STATED TASK = Without the pictures, copy the entries below word for word.

DATA LISTING =

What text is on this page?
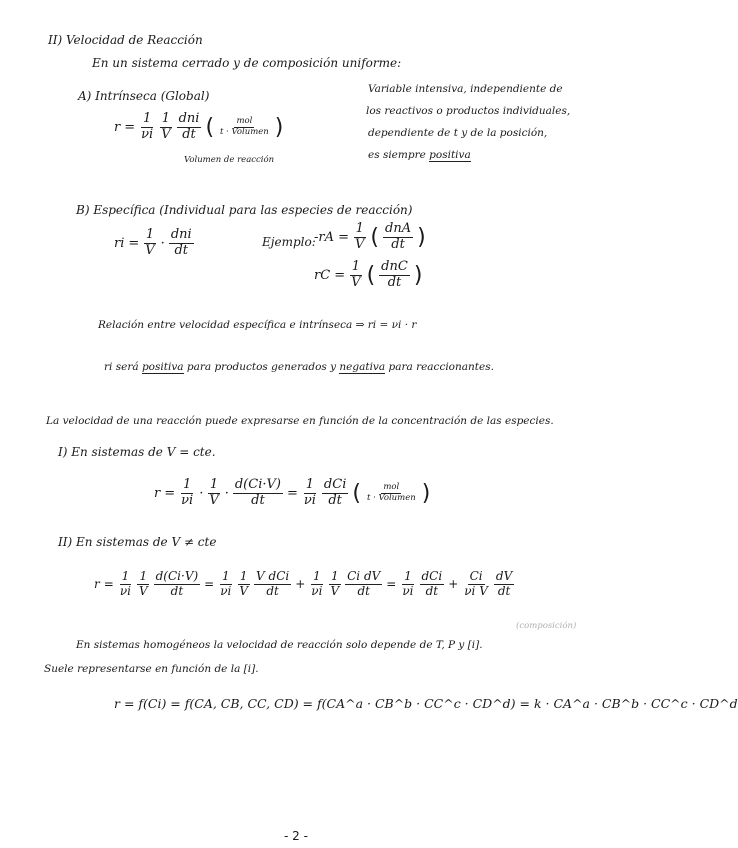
II) Velocidad de Reacción
En un sistema cerrado y de composición uniforme:
A) Intrínseca (Global)
$r = \frac{1}{\nu i} \frac{1}{V} \frac{\text{dni}}{dt}$ ( $\frac{\text{mol}}{\text{t · Volumen}}$ )
Volumen de reacción
Variable intensiva, independiente de
los reactivos o productos individuales,
dependiente de t y de la posición,
es siempre positiva
B) Específica (Individual para las especies de reacción)
ri = $\frac{1}{V} \cdot \frac{\text{dni}}{dt}$	Ejemplo:
$-rA = \frac{1}{V}$ ( $\frac{\text{dnA}}{dt}$ )
rC = $\frac{1}{V}$ ( $\frac{\text{dnC}}{dt}$ )
Relación entre velocidad específica e intrínseca ⇒ ri = νi · r
ri será positiva para productos generados y negativa para reaccionantes.
La velocidad de una reacción puede expresarse en función de la concentración de las especies.
I) En sistemas de V = cte.
$r = \frac{1}{\nu i} \cdot \frac{1}{V} \cdot \frac{d(Ci\cdot V)}{dt} = \frac{1}{\nu i} \frac{\text{dCi}}{dt}$ ( $\frac{\text{mol}}{\text{t · Volumen}}$ )
II) En sistemas de V ≠ cte
$r = \frac{1}{\nu i} \frac{1}{V} \frac{d(Ci\cdot V)}{dt} = \frac{1}{\nu i} \frac{1}{V} \frac{\text{V dCi}}{dt} + \frac{1}{\nu i} \frac{1}{V} \frac{\text{Ci dV}}{dt} = \frac{1}{\nu i} \frac{\text{dCi}}{dt} + \frac{Ci}{\text{νi V}} \frac{dV}{dt}$
En sistemas homogéneos la velocidad de reacción solo depende de T, P y [i].
(composición)
Suele representarse en función de la [i].
r = f(Ci) = f(CA, CB, CC, CD) = f(CA^a · CB^b · CC^c · CD^d) = k · CA^a · CB^b · CC^c · CD^d
- 2 -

CORRECT RESPONSE =
What text is on this page?
II) Velocidad de Reacción
En un sistema cerrado y de composición uniforme:
A) Intrínseca (Global)
$r = \frac{1}{\nu i} \frac{1}{V} \frac{\text{dni}}{dt}$ ( $\frac{\text{mol}}{\text{t · Volumen}}$ )
Volumen de reacción
Variable intensiva, independiente de
los reactivos o productos individuales,
dependiente de t y de la posición,
es siempre positiva
B) Específica (Individual para las especies de reacción)
ri = $\frac{1}{V} \cdot \frac{\text{dni}}{dt}$	Ejemplo:
$-rA = \frac{1}{V}$ ( $\frac{\text{dnA}}{dt}$ )
rC = $\frac{1}{V}$ ( $\frac{\text{dnC}}{dt}$ )
Relación entre velocidad específica e intrínseca ⇒ ri = νi · r
ri será positiva para productos generados y negativa para reaccionantes.
La velocidad de una reacción puede expresarse en función de la concentración de las especies.
I) En sistemas de V = cte.
$r = \frac{1}{\nu i} \cdot \frac{1}{V} \cdot \frac{d(Ci\cdot V)}{dt} = \frac{1}{\nu i} \frac{\text{dCi}}{dt}$ ( $\frac{\text{mol}}{\text{t · Volumen}}$ )
II) En sistemas de V ≠ cte
$r = \frac{1}{\nu i} \frac{1}{V} \frac{d(Ci\cdot V)}{dt} = \frac{1}{\nu i} \frac{1}{V} \frac{\text{V dCi}}{dt} + \frac{1}{\nu i} \frac{1}{V} \frac{\text{Ci dV}}{dt} = \frac{1}{\nu i} \frac{\text{dCi}}{dt} + \frac{Ci}{\text{νi V}} \frac{dV}{dt}$
En sistemas homogéneos la velocidad de reacción solo depende de T, P y [i].
(composición)
Suele representarse en función de la [i].
r = f(Ci) = f(CA, CB, CC, CD) = f(CA^a · CB^b · CC^c · CD^d) = k · CA^a · CB^b · CC^c · CD^d
- 2 -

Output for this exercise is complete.